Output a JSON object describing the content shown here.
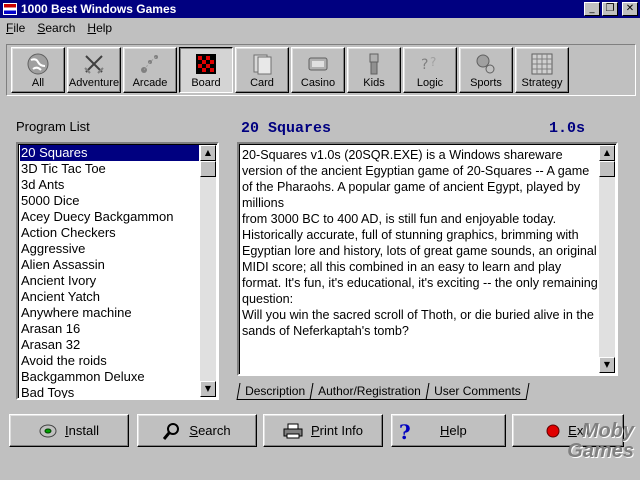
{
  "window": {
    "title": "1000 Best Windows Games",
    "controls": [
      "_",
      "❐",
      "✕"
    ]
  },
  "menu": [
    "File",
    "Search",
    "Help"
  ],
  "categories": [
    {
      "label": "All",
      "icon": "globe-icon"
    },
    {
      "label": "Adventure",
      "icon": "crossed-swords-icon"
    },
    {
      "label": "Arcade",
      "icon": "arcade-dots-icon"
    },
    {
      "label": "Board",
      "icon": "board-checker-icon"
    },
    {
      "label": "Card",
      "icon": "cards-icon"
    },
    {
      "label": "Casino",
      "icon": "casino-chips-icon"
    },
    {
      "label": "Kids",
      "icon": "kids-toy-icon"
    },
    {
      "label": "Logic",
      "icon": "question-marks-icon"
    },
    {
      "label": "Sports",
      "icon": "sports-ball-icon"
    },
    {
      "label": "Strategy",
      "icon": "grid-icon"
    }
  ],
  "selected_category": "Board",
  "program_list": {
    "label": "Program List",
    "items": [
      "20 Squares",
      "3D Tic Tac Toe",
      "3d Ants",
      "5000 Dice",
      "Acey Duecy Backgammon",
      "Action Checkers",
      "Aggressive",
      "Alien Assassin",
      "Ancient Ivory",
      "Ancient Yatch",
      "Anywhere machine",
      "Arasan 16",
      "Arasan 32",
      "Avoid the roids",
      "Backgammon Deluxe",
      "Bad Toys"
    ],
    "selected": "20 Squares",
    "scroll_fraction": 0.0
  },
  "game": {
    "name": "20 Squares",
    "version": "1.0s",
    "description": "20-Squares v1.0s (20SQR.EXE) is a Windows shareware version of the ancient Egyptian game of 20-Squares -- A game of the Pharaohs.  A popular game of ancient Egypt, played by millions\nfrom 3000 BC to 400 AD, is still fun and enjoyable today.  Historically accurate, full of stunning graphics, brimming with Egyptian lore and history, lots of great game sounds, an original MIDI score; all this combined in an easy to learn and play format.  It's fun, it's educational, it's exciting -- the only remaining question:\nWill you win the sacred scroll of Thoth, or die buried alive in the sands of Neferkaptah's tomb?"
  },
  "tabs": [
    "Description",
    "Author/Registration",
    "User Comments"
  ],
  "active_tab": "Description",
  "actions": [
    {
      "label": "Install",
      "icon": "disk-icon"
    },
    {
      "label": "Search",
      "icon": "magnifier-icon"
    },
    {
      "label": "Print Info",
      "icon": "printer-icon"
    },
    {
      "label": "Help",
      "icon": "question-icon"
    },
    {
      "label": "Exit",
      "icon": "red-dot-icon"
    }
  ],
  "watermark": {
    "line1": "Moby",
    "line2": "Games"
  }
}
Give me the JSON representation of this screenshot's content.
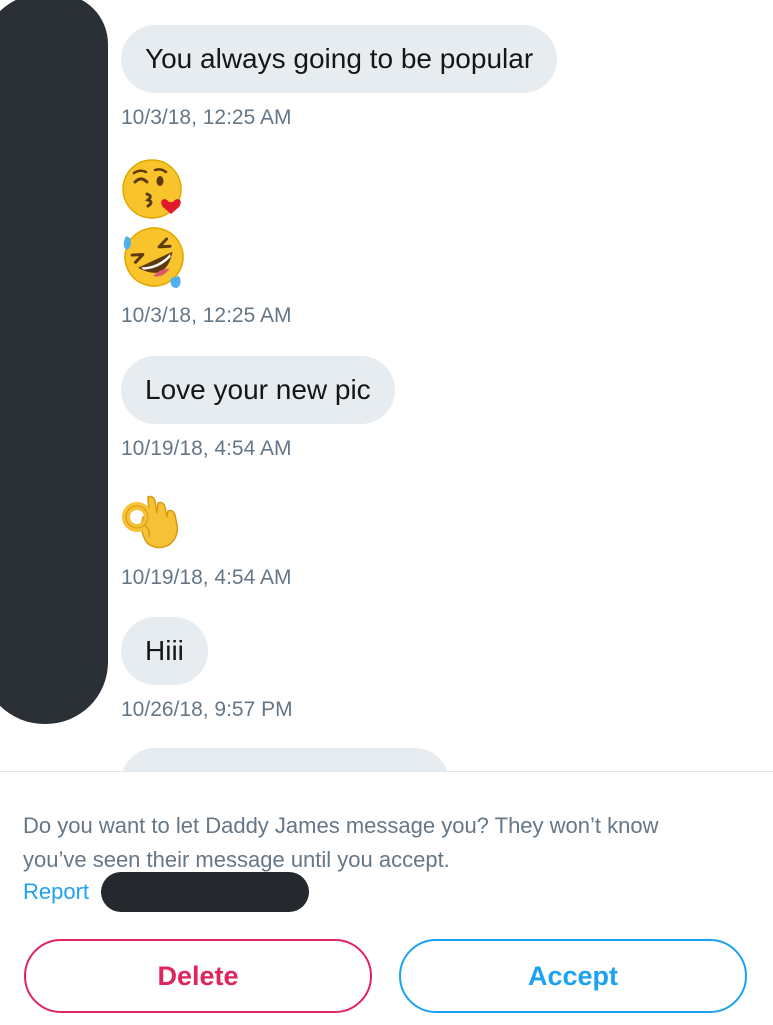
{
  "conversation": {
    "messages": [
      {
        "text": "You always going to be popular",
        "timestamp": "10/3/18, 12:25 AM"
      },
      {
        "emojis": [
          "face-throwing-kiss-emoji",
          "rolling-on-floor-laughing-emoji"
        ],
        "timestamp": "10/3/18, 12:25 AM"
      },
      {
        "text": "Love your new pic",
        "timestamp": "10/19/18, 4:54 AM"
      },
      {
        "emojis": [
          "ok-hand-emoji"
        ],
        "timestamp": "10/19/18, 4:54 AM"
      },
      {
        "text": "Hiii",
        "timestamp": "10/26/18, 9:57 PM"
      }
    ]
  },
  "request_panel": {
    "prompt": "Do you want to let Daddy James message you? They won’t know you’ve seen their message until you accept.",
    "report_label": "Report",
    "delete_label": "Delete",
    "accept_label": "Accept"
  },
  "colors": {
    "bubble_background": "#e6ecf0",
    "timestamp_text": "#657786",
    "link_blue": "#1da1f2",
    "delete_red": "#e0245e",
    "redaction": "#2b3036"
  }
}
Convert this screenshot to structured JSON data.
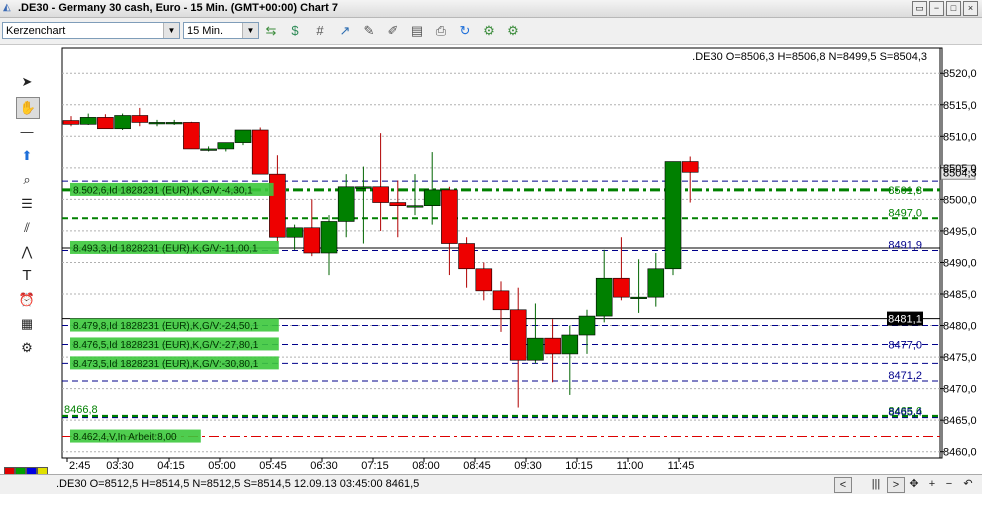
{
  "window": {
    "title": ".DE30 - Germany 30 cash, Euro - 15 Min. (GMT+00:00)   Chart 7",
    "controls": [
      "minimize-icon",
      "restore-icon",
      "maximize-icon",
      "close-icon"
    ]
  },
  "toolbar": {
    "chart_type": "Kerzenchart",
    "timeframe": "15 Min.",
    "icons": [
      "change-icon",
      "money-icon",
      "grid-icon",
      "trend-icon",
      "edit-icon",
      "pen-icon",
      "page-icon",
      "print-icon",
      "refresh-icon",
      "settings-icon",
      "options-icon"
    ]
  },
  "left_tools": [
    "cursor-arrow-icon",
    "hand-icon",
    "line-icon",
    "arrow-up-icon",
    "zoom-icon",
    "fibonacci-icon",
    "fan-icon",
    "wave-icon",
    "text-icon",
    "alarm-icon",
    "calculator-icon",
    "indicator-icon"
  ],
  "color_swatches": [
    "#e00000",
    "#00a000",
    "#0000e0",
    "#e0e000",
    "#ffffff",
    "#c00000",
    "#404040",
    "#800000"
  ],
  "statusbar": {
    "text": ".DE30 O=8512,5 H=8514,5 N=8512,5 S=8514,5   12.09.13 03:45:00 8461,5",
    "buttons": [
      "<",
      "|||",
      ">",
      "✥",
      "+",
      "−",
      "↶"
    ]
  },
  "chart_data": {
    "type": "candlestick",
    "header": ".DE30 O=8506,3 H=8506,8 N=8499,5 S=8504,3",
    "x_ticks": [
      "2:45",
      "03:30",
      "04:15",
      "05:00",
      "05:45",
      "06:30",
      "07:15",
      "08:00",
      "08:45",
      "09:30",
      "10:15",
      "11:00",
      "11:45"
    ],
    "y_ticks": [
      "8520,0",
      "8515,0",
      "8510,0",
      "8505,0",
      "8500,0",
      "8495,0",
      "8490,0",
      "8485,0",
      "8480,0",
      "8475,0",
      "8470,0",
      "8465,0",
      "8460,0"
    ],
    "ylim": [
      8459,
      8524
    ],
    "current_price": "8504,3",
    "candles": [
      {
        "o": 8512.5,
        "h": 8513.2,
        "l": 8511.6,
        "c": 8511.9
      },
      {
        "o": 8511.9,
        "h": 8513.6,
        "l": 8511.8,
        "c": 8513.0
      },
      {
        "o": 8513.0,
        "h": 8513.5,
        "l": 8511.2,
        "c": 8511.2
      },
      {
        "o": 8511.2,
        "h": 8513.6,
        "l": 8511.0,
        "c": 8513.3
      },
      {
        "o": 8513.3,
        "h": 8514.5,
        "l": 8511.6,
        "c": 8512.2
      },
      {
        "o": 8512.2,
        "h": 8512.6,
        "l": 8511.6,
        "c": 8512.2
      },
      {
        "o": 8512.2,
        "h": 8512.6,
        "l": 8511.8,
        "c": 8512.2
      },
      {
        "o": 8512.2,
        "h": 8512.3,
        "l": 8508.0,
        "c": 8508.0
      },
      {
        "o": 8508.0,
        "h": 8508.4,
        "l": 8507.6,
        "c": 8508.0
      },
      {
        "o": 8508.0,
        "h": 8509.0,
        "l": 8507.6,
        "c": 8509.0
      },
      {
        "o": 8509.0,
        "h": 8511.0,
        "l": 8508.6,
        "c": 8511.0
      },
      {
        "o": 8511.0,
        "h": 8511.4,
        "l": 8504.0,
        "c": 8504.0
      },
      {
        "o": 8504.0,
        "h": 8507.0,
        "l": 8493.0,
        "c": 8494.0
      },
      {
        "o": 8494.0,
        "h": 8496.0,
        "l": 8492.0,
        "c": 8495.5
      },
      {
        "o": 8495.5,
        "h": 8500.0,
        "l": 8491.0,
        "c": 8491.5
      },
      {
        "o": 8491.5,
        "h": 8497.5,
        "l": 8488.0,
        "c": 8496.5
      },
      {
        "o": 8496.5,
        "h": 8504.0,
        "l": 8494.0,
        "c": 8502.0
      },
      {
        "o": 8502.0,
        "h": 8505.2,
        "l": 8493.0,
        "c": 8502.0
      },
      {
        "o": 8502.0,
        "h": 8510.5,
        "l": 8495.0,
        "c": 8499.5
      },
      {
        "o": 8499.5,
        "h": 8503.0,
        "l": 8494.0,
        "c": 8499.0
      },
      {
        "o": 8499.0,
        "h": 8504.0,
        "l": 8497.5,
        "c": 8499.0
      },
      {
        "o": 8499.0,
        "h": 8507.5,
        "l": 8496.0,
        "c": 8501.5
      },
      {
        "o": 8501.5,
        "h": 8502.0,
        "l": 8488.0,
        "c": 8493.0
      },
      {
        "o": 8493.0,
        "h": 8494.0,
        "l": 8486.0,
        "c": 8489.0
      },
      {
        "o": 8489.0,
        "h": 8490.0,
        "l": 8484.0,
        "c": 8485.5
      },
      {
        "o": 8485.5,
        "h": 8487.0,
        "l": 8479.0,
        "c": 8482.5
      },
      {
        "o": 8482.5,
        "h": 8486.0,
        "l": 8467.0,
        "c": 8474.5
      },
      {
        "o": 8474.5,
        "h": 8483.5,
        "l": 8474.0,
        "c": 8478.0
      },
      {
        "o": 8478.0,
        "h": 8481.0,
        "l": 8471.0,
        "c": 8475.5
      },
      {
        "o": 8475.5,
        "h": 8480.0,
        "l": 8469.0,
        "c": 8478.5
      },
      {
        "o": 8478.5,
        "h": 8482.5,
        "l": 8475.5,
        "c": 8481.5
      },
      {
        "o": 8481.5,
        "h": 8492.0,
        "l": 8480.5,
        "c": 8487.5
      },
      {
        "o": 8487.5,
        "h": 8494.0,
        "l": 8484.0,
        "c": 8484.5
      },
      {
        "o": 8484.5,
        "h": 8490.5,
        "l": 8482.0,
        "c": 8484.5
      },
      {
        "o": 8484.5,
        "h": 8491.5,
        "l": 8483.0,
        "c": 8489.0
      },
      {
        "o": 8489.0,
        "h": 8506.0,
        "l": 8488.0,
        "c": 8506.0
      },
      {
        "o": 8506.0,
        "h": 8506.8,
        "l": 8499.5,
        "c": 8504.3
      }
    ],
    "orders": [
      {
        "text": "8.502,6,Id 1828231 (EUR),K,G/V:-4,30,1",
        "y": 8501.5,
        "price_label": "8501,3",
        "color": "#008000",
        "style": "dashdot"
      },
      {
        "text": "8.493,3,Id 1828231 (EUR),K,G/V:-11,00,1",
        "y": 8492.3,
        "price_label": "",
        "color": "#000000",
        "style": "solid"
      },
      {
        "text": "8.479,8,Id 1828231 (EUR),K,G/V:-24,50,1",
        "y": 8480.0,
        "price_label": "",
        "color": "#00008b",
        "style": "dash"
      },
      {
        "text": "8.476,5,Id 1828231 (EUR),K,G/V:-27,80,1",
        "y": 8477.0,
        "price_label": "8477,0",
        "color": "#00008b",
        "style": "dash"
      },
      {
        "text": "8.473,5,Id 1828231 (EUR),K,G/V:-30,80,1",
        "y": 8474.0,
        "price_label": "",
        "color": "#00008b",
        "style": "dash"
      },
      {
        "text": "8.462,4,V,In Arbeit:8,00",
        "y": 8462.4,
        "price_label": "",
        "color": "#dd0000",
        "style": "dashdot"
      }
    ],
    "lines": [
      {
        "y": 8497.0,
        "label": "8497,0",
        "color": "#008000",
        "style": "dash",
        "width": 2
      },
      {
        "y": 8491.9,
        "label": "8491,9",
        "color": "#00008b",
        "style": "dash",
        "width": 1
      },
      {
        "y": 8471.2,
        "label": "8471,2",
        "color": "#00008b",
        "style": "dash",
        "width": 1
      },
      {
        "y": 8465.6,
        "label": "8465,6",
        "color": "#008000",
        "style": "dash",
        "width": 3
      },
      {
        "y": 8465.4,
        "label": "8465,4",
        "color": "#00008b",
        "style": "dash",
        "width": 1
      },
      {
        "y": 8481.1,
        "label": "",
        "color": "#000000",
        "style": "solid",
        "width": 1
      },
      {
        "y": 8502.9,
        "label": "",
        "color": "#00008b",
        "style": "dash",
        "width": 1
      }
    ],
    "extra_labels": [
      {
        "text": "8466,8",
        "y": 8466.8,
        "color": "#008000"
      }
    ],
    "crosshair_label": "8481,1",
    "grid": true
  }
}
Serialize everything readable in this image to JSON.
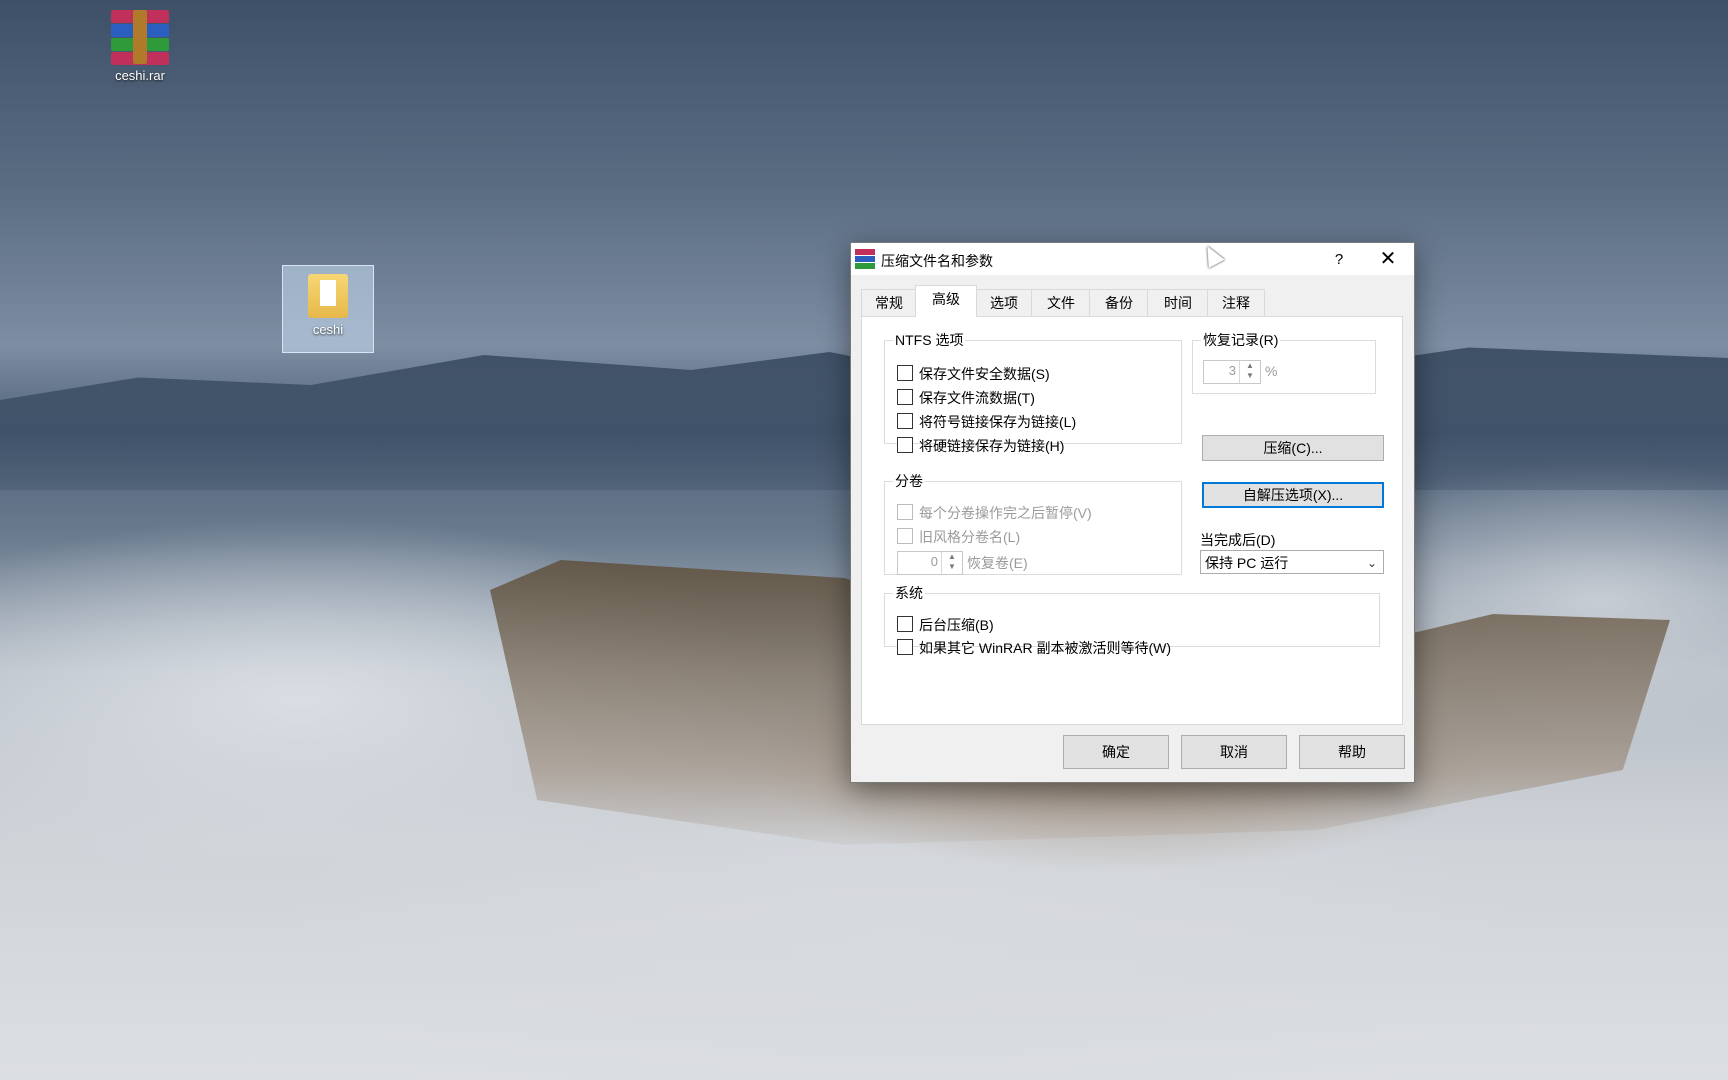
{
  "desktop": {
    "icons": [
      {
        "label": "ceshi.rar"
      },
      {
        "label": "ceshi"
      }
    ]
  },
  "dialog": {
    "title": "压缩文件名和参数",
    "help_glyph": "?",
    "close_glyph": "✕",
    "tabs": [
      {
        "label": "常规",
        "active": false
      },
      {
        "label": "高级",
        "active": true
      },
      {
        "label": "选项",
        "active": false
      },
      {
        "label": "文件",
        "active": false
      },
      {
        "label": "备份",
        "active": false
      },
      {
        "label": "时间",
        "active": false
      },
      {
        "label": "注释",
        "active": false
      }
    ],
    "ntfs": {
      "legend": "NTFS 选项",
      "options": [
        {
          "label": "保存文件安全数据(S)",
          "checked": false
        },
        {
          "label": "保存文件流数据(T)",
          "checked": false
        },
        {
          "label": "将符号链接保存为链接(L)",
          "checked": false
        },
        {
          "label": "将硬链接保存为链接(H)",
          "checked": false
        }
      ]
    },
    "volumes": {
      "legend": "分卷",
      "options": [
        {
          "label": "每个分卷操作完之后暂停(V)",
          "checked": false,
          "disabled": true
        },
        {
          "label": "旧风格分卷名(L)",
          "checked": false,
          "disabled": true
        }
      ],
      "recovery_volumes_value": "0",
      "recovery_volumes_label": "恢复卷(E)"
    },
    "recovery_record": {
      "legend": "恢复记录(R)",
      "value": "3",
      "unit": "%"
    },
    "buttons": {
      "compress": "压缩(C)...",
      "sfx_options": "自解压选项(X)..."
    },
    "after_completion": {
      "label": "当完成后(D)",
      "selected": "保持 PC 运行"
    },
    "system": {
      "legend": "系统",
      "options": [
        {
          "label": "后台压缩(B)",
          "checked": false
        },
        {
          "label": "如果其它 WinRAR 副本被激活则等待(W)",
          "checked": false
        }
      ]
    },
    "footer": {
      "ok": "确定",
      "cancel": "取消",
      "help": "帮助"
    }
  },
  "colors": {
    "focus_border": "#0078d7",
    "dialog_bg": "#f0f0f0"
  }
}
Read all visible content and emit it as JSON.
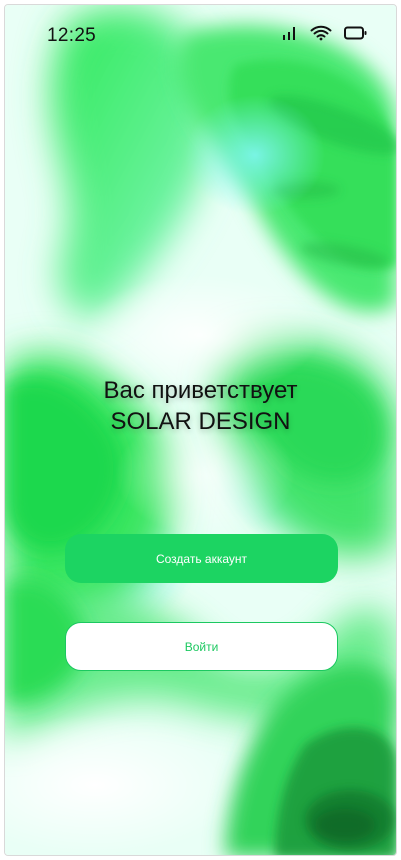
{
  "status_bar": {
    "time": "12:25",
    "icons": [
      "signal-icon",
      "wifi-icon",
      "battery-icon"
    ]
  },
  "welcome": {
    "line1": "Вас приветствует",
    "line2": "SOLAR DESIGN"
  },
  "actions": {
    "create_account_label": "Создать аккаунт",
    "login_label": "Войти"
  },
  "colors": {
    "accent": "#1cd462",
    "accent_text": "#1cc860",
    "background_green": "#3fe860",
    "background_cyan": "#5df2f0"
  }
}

Work to be completed: Output the line that contains "Read all visible content and emit it as JSON." and every subsequent line through the end of the entries, exactly as given, without pictures.

Solution to the problem:
Read all visible content and emit it as JSON.
{
  "status_bar": {
    "time": "12:25",
    "icons": [
      "signal-icon",
      "wifi-icon",
      "battery-icon"
    ]
  },
  "welcome": {
    "line1": "Вас приветствует",
    "line2": "SOLAR DESIGN"
  },
  "actions": {
    "create_account_label": "Создать аккаунт",
    "login_label": "Войти"
  },
  "colors": {
    "accent": "#1cd462",
    "accent_text": "#1cc860",
    "background_green": "#3fe860",
    "background_cyan": "#5df2f0"
  }
}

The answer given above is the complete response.